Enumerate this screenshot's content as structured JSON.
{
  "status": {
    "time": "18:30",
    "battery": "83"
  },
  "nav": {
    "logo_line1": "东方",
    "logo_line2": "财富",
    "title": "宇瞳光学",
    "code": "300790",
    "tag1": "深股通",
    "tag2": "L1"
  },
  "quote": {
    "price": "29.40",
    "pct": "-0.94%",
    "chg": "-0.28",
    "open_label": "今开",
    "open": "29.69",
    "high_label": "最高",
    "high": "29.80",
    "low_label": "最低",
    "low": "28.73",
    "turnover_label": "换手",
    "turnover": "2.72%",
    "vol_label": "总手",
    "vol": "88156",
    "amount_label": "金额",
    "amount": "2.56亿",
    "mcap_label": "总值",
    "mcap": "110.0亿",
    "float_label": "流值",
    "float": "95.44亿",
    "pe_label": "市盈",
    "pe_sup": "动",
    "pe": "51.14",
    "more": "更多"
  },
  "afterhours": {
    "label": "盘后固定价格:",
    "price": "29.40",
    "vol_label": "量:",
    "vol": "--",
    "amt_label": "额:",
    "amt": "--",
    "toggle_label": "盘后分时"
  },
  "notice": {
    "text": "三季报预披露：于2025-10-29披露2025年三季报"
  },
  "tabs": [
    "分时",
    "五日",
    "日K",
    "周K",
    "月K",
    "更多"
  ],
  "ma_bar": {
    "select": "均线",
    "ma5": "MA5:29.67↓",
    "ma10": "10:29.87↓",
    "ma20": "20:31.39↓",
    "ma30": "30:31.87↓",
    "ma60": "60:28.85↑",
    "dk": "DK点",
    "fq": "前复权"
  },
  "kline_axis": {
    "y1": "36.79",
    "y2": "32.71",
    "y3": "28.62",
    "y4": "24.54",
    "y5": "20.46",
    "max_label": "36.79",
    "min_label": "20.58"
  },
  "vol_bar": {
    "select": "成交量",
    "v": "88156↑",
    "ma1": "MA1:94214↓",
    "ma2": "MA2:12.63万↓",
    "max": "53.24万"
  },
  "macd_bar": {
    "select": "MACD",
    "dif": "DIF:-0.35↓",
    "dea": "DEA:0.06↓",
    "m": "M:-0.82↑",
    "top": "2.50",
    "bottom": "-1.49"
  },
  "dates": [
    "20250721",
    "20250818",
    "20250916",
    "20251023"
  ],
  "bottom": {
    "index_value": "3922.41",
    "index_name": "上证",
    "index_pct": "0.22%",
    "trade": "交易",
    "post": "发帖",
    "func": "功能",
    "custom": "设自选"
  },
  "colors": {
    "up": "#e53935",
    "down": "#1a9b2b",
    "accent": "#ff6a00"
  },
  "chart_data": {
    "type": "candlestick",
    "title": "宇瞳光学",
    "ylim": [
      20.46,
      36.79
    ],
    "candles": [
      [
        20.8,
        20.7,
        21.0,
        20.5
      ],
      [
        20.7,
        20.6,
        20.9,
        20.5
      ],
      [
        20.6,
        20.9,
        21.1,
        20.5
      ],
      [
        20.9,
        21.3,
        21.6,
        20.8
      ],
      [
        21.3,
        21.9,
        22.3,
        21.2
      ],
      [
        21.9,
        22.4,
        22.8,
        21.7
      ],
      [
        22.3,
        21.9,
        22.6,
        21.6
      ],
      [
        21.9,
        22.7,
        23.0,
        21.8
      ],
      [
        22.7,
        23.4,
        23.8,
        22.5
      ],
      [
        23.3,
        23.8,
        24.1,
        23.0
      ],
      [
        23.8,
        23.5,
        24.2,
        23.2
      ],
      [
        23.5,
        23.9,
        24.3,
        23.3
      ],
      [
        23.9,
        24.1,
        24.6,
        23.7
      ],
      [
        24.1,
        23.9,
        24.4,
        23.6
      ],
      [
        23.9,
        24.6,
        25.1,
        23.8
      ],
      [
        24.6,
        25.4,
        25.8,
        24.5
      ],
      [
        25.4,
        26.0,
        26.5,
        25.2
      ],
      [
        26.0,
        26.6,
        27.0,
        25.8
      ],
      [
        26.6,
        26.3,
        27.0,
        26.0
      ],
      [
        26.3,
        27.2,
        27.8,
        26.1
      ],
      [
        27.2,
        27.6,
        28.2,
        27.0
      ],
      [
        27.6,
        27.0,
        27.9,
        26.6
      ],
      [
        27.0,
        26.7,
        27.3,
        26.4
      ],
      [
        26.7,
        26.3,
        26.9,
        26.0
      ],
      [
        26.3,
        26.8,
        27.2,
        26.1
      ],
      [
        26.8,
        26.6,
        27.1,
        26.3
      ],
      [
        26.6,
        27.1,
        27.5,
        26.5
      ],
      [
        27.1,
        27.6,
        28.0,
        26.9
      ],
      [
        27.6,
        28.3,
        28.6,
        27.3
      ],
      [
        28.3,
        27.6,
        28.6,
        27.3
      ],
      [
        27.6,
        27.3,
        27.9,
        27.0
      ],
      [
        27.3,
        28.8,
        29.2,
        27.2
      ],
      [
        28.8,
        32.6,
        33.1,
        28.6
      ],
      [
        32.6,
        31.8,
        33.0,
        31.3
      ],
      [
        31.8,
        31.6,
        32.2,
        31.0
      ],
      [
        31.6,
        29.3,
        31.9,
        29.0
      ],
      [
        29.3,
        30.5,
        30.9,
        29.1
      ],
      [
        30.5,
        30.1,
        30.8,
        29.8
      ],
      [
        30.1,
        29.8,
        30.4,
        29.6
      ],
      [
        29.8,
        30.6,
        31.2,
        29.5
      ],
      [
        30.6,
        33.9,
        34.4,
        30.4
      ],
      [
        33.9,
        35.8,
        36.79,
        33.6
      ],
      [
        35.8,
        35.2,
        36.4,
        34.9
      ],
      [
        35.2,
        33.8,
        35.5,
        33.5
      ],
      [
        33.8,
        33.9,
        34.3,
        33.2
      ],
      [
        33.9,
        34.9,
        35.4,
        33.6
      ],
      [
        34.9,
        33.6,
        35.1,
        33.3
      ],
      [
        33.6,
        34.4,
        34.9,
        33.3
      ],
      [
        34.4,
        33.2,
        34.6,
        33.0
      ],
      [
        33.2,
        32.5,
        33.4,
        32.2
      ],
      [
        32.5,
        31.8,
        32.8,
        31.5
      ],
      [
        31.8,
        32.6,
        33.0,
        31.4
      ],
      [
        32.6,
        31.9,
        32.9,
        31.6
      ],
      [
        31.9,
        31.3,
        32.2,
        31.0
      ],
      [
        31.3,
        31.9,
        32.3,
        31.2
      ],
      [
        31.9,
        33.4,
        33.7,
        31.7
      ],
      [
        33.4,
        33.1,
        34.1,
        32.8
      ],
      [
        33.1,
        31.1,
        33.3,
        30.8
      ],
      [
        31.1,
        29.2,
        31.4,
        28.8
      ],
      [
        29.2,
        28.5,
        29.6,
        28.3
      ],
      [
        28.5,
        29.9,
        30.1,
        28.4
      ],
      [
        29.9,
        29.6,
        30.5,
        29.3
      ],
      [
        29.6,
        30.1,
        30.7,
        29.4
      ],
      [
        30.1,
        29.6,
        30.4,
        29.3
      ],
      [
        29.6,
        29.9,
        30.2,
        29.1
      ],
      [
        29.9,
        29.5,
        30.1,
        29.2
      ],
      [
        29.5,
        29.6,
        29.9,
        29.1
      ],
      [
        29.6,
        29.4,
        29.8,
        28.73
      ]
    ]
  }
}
▬▬▬
### Required work
Extract all the entries word for word.

### Result of the exercise
Enumerate this screenshot's content as structured JSON.
{
  "status": {
    "time": "18:30",
    "battery": "83"
  },
  "nav": {
    "logo_line1": "东方",
    "logo_line2": "财富",
    "title": "宇瞳光学",
    "code": "300790",
    "tag1": "深股通",
    "tag2": "L1"
  },
  "quote": {
    "price": "29.40",
    "pct": "-0.94%",
    "chg": "-0.28",
    "open_label": "今开",
    "open": "29.69",
    "high_label": "最高",
    "high": "29.80",
    "low_label": "最低",
    "low": "28.73",
    "turnover_label": "换手",
    "turnover": "2.72%",
    "vol_label": "总手",
    "vol": "88156",
    "amount_label": "金额",
    "amount": "2.56亿",
    "mcap_label": "总值",
    "mcap": "110.0亿",
    "float_label": "流值",
    "float": "95.44亿",
    "pe_label": "市盈",
    "pe_sup": "动",
    "pe": "51.14",
    "more": "更多"
  },
  "afterhours": {
    "label": "盘后固定价格:",
    "price": "29.40",
    "vol_label": "量:",
    "vol": "--",
    "amt_label": "额:",
    "amt": "--",
    "toggle_label": "盘后分时"
  },
  "notice": {
    "text": "三季报预披露：于2025-10-29披露2025年三季报"
  },
  "tabs": [
    "分时",
    "五日",
    "日K",
    "周K",
    "月K",
    "更多"
  ],
  "ma_bar": {
    "select": "均线",
    "ma5": "MA5:29.67↓",
    "ma10": "10:29.87↓",
    "ma20": "20:31.39↓",
    "ma30": "30:31.87↓",
    "ma60": "60:28.85↑",
    "dk": "DK点",
    "fq": "前复权"
  },
  "kline_axis": {
    "y1": "36.79",
    "y2": "32.71",
    "y3": "28.62",
    "y4": "24.54",
    "y5": "20.46",
    "max_label": "36.79",
    "min_label": "20.58"
  },
  "vol_bar": {
    "select": "成交量",
    "v": "88156↑",
    "ma1": "MA1:94214↓",
    "ma2": "MA2:12.63万↓",
    "max": "53.24万"
  },
  "macd_bar": {
    "select": "MACD",
    "dif": "DIF:-0.35↓",
    "dea": "DEA:0.06↓",
    "m": "M:-0.82↑",
    "top": "2.50",
    "bottom": "-1.49"
  },
  "dates": [
    "20250721",
    "20250818",
    "20250916",
    "20251023"
  ],
  "bottom": {
    "index_value": "3922.41",
    "index_name": "上证",
    "index_pct": "0.22%",
    "trade": "交易",
    "post": "发帖",
    "func": "功能",
    "custom": "设自选"
  },
  "colors": {
    "up": "#e53935",
    "down": "#1a9b2b",
    "accent": "#ff6a00"
  },
  "chart_data": {
    "type": "candlestick",
    "title": "宇瞳光学",
    "ylim": [
      20.46,
      36.79
    ],
    "candles": [
      [
        20.8,
        20.7,
        21.0,
        20.5
      ],
      [
        20.7,
        20.6,
        20.9,
        20.5
      ],
      [
        20.6,
        20.9,
        21.1,
        20.5
      ],
      [
        20.9,
        21.3,
        21.6,
        20.8
      ],
      [
        21.3,
        21.9,
        22.3,
        21.2
      ],
      [
        21.9,
        22.4,
        22.8,
        21.7
      ],
      [
        22.3,
        21.9,
        22.6,
        21.6
      ],
      [
        21.9,
        22.7,
        23.0,
        21.8
      ],
      [
        22.7,
        23.4,
        23.8,
        22.5
      ],
      [
        23.3,
        23.8,
        24.1,
        23.0
      ],
      [
        23.8,
        23.5,
        24.2,
        23.2
      ],
      [
        23.5,
        23.9,
        24.3,
        23.3
      ],
      [
        23.9,
        24.1,
        24.6,
        23.7
      ],
      [
        24.1,
        23.9,
        24.4,
        23.6
      ],
      [
        23.9,
        24.6,
        25.1,
        23.8
      ],
      [
        24.6,
        25.4,
        25.8,
        24.5
      ],
      [
        25.4,
        26.0,
        26.5,
        25.2
      ],
      [
        26.0,
        26.6,
        27.0,
        25.8
      ],
      [
        26.6,
        26.3,
        27.0,
        26.0
      ],
      [
        26.3,
        27.2,
        27.8,
        26.1
      ],
      [
        27.2,
        27.6,
        28.2,
        27.0
      ],
      [
        27.6,
        27.0,
        27.9,
        26.6
      ],
      [
        27.0,
        26.7,
        27.3,
        26.4
      ],
      [
        26.7,
        26.3,
        26.9,
        26.0
      ],
      [
        26.3,
        26.8,
        27.2,
        26.1
      ],
      [
        26.8,
        26.6,
        27.1,
        26.3
      ],
      [
        26.6,
        27.1,
        27.5,
        26.5
      ],
      [
        27.1,
        27.6,
        28.0,
        26.9
      ],
      [
        27.6,
        28.3,
        28.6,
        27.3
      ],
      [
        28.3,
        27.6,
        28.6,
        27.3
      ],
      [
        27.6,
        27.3,
        27.9,
        27.0
      ],
      [
        27.3,
        28.8,
        29.2,
        27.2
      ],
      [
        28.8,
        32.6,
        33.1,
        28.6
      ],
      [
        32.6,
        31.8,
        33.0,
        31.3
      ],
      [
        31.8,
        31.6,
        32.2,
        31.0
      ],
      [
        31.6,
        29.3,
        31.9,
        29.0
      ],
      [
        29.3,
        30.5,
        30.9,
        29.1
      ],
      [
        30.5,
        30.1,
        30.8,
        29.8
      ],
      [
        30.1,
        29.8,
        30.4,
        29.6
      ],
      [
        29.8,
        30.6,
        31.2,
        29.5
      ],
      [
        30.6,
        33.9,
        34.4,
        30.4
      ],
      [
        33.9,
        35.8,
        36.79,
        33.6
      ],
      [
        35.8,
        35.2,
        36.4,
        34.9
      ],
      [
        35.2,
        33.8,
        35.5,
        33.5
      ],
      [
        33.8,
        33.9,
        34.3,
        33.2
      ],
      [
        33.9,
        34.9,
        35.4,
        33.6
      ],
      [
        34.9,
        33.6,
        35.1,
        33.3
      ],
      [
        33.6,
        34.4,
        34.9,
        33.3
      ],
      [
        34.4,
        33.2,
        34.6,
        33.0
      ],
      [
        33.2,
        32.5,
        33.4,
        32.2
      ],
      [
        32.5,
        31.8,
        32.8,
        31.5
      ],
      [
        31.8,
        32.6,
        33.0,
        31.4
      ],
      [
        32.6,
        31.9,
        32.9,
        31.6
      ],
      [
        31.9,
        31.3,
        32.2,
        31.0
      ],
      [
        31.3,
        31.9,
        32.3,
        31.2
      ],
      [
        31.9,
        33.4,
        33.7,
        31.7
      ],
      [
        33.4,
        33.1,
        34.1,
        32.8
      ],
      [
        33.1,
        31.1,
        33.3,
        30.8
      ],
      [
        31.1,
        29.2,
        31.4,
        28.8
      ],
      [
        29.2,
        28.5,
        29.6,
        28.3
      ],
      [
        28.5,
        29.9,
        30.1,
        28.4
      ],
      [
        29.9,
        29.6,
        30.5,
        29.3
      ],
      [
        29.6,
        30.1,
        30.7,
        29.4
      ],
      [
        30.1,
        29.6,
        30.4,
        29.3
      ],
      [
        29.6,
        29.9,
        30.2,
        29.1
      ],
      [
        29.9,
        29.5,
        30.1,
        29.2
      ],
      [
        29.5,
        29.6,
        29.9,
        29.1
      ],
      [
        29.6,
        29.4,
        29.8,
        28.73
      ]
    ]
  }
}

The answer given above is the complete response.